[Written instruction] Identify and copy all lines of the material where the string "DataEye" is found.

[Stored data]
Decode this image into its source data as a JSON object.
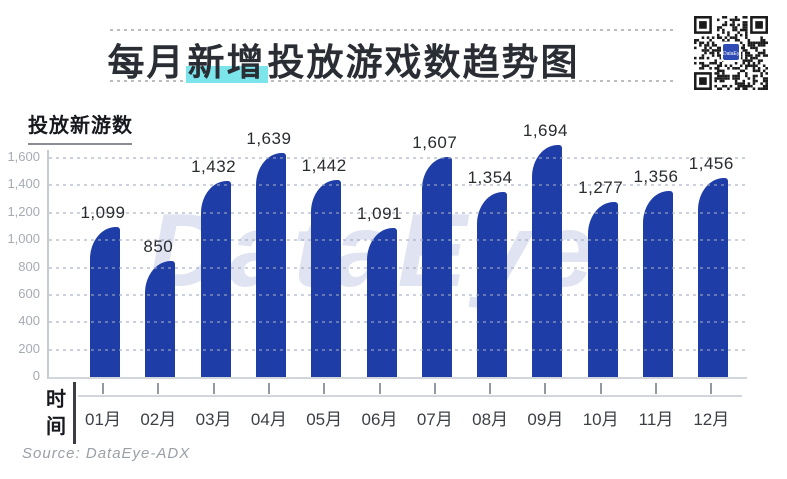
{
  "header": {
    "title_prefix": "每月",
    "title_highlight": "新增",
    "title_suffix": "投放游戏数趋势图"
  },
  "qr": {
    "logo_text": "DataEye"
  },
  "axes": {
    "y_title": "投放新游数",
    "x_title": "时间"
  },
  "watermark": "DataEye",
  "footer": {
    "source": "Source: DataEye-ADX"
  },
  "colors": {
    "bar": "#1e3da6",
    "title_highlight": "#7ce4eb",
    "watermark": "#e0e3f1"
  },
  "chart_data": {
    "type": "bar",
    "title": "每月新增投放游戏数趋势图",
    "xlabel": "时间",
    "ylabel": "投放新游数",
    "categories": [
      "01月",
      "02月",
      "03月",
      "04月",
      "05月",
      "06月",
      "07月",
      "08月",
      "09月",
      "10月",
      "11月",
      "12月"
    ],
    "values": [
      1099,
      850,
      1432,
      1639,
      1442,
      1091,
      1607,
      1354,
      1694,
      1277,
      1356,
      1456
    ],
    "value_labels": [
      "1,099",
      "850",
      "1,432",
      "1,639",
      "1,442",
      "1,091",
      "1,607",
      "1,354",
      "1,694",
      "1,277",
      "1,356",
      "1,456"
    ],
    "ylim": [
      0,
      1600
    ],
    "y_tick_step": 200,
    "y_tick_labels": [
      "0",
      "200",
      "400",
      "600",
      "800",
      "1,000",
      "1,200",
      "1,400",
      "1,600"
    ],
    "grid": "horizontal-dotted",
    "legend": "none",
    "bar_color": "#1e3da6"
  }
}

* * *

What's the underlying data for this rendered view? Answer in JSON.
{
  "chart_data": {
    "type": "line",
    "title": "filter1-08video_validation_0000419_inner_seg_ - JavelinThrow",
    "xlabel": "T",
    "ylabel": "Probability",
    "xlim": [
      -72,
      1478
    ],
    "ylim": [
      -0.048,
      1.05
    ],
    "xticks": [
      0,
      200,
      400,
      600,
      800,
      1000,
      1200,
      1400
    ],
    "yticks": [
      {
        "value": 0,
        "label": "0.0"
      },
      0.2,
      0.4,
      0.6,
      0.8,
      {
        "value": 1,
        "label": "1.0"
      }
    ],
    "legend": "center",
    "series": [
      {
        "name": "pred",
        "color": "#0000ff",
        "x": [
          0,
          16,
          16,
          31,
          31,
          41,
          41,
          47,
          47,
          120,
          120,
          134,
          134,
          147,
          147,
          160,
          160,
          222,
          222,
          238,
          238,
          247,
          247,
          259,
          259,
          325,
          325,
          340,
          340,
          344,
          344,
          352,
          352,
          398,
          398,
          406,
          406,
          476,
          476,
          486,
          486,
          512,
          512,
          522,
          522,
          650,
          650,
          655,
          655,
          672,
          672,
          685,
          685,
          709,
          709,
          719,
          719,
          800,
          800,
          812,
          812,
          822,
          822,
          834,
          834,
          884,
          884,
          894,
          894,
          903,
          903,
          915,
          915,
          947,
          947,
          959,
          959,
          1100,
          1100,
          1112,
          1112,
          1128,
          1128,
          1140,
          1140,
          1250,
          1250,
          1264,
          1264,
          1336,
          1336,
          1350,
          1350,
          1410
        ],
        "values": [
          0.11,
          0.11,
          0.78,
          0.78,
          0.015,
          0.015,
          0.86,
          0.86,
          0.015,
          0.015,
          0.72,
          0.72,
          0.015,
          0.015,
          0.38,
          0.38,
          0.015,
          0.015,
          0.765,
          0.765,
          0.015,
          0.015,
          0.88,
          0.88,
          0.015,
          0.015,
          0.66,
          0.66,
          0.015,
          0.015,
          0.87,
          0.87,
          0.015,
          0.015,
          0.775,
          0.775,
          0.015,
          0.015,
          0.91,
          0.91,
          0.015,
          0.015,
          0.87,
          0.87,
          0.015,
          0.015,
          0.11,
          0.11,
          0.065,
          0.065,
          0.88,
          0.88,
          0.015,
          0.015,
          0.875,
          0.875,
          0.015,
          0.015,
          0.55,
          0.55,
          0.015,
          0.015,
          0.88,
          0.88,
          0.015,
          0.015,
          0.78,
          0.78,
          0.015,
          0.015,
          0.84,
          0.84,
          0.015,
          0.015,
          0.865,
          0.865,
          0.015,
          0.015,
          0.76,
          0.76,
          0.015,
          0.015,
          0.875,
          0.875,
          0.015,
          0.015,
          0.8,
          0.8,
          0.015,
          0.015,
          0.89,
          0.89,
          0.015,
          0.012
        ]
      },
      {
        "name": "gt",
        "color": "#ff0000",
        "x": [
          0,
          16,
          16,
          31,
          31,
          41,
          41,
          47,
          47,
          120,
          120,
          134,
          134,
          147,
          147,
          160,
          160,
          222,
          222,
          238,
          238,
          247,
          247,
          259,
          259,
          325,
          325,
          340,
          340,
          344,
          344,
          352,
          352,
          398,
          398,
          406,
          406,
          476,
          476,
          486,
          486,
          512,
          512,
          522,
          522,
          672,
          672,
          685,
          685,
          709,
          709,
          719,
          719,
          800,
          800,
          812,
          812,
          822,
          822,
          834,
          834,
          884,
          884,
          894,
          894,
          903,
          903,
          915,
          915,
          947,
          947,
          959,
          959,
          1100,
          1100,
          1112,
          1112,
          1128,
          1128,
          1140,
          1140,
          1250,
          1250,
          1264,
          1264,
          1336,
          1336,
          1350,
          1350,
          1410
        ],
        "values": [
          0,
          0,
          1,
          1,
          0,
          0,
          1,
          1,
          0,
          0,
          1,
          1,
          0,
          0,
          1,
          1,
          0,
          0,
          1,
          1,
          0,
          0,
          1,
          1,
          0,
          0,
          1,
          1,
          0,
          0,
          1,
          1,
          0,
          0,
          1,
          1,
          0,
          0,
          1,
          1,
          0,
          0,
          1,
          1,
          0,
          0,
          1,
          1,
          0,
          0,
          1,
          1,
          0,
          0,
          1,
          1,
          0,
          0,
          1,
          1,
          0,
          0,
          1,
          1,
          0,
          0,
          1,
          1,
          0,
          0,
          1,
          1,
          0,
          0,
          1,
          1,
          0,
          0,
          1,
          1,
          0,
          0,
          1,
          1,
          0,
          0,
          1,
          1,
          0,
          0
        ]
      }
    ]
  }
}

==

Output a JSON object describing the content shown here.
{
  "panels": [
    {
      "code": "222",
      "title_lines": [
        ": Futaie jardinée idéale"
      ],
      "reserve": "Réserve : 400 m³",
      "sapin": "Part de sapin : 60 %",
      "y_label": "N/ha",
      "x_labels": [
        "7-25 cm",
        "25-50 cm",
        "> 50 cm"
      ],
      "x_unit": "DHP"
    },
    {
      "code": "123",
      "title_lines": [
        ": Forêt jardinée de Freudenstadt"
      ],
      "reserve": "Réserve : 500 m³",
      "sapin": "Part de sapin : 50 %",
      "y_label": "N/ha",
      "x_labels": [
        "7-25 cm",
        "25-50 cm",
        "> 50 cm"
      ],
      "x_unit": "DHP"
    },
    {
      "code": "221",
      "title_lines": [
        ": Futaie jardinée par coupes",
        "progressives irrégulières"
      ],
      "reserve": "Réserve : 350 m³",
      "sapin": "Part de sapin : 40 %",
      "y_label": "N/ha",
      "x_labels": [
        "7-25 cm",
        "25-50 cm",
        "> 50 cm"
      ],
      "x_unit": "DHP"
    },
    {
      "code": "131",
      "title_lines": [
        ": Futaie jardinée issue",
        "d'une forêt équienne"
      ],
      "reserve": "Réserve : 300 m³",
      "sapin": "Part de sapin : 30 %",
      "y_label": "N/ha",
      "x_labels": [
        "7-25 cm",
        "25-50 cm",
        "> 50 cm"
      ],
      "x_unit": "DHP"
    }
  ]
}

[Correct output]
    "logo_text": "DataEye"
  "watermark": "DataEye",
    "source": "Source: DataEye-ADX"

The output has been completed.